[Work to be completed]
In the text about the Chinese-German Center for Bio-Inspired Materials, which body launched the center?

:: Text shown ::

The Chinese-German Center for Bio-Inspired Materials, which was launched by the German Federal Ministry of Education and Research and which has been funded as a joint lab over the past three years, is also conducting research in other areas, such as the development of intelligent inorganic/organic hybrid materials with novel optical and mechanical properties that have technical applications and can be used, for example, in sensors.
In addition to their work at the Joint Center, Professor Dr. Werner E. G. Müller and his team are also involved in other research projects. These include the ERC Advanced Grant "Biosilica" obtained in 2010, i.e., the most prestigious grant of the EU, the EU large-scale integrating project "BlueGenics", and the EU-funded Marie Curie international research staff exchange project "MarBioTec" for European and Chinese scientists. Mainz-based scientists Professor Dr. Xiaohong Wang and Professor Dr. Heinz-Christoph Schröder of the Institute of Physiological Chemistry at the Mainz University Medical Center are also acting as project managers.

:::
:: Provided records ::

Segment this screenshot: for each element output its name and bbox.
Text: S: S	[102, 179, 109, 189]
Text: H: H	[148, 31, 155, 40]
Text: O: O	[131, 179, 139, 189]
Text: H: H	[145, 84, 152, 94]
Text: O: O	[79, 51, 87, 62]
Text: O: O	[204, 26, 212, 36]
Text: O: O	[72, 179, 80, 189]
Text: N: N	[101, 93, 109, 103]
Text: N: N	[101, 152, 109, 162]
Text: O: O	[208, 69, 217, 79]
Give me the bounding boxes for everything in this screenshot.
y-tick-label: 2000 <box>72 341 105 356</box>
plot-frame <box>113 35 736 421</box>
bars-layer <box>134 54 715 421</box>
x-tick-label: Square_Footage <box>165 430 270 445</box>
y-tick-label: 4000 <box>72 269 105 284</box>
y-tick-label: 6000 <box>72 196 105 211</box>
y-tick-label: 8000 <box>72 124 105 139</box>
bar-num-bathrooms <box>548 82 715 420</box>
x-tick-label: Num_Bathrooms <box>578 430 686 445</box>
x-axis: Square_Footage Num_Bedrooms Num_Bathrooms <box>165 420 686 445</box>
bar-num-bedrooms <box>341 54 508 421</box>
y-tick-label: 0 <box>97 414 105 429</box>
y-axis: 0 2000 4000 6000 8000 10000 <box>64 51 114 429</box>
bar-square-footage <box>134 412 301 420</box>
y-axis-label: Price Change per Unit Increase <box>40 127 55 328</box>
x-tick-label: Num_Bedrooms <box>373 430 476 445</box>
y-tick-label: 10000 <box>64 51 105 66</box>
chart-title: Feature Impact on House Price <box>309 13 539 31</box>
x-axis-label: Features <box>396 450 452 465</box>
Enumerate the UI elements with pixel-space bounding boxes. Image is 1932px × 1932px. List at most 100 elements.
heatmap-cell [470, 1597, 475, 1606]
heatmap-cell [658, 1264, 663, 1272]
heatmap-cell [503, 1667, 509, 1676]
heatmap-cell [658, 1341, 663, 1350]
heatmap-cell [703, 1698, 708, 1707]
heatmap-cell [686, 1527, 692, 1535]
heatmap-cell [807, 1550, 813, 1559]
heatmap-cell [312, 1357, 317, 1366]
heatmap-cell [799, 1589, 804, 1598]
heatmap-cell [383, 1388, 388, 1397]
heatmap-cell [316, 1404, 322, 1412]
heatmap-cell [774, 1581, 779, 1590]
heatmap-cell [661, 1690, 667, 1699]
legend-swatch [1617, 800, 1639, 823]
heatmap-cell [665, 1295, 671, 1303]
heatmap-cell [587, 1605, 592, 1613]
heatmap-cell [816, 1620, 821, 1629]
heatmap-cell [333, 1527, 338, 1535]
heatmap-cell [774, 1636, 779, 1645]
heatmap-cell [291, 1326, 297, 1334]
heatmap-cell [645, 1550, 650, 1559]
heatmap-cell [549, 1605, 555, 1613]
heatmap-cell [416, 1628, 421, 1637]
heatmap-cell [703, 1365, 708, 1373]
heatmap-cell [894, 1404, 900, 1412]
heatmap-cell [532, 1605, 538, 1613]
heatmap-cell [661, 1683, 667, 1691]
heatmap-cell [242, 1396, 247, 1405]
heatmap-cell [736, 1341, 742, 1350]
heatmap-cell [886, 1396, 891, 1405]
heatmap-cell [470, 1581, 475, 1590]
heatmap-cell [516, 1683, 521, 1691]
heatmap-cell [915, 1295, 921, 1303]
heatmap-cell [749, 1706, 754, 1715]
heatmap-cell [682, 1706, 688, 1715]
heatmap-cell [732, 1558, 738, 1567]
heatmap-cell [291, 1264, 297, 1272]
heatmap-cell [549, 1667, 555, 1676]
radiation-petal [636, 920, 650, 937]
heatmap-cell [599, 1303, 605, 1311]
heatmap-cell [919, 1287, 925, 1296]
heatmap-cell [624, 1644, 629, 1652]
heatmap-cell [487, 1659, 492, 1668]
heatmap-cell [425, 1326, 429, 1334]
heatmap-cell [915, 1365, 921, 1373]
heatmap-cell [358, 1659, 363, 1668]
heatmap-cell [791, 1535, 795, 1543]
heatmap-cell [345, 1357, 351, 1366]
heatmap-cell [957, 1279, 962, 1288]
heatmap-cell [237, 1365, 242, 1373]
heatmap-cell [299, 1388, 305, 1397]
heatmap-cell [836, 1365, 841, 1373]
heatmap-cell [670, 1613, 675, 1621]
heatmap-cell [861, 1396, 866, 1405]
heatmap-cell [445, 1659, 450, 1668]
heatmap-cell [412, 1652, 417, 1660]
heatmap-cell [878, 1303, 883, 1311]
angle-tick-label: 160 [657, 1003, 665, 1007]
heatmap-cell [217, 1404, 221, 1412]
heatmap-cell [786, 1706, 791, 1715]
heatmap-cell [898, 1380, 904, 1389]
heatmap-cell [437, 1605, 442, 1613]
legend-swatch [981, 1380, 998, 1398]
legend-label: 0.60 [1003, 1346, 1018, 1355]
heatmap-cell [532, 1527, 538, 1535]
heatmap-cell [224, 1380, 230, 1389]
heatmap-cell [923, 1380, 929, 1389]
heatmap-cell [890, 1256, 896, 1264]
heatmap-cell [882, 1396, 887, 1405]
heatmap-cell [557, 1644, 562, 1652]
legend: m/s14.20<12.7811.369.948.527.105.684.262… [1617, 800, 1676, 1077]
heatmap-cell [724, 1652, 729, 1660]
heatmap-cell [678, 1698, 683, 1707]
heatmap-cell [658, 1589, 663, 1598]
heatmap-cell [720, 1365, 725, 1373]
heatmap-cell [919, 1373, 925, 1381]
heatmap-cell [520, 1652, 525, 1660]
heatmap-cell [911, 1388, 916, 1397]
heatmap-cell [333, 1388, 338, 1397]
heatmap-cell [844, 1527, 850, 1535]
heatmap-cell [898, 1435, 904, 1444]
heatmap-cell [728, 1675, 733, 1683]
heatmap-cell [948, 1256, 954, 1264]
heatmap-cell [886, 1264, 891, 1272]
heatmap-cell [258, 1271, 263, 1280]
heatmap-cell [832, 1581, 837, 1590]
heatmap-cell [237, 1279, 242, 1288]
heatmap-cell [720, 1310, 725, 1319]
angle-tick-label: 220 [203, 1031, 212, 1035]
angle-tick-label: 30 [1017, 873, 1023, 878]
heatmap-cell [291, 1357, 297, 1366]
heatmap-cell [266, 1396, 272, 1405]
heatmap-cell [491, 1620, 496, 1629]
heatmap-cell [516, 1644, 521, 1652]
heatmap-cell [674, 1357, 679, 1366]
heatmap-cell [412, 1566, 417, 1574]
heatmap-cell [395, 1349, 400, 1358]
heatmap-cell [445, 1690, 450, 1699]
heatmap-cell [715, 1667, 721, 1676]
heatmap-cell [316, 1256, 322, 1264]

:::

[Response for this exercise]
The German Federal Ministry of Education and Research.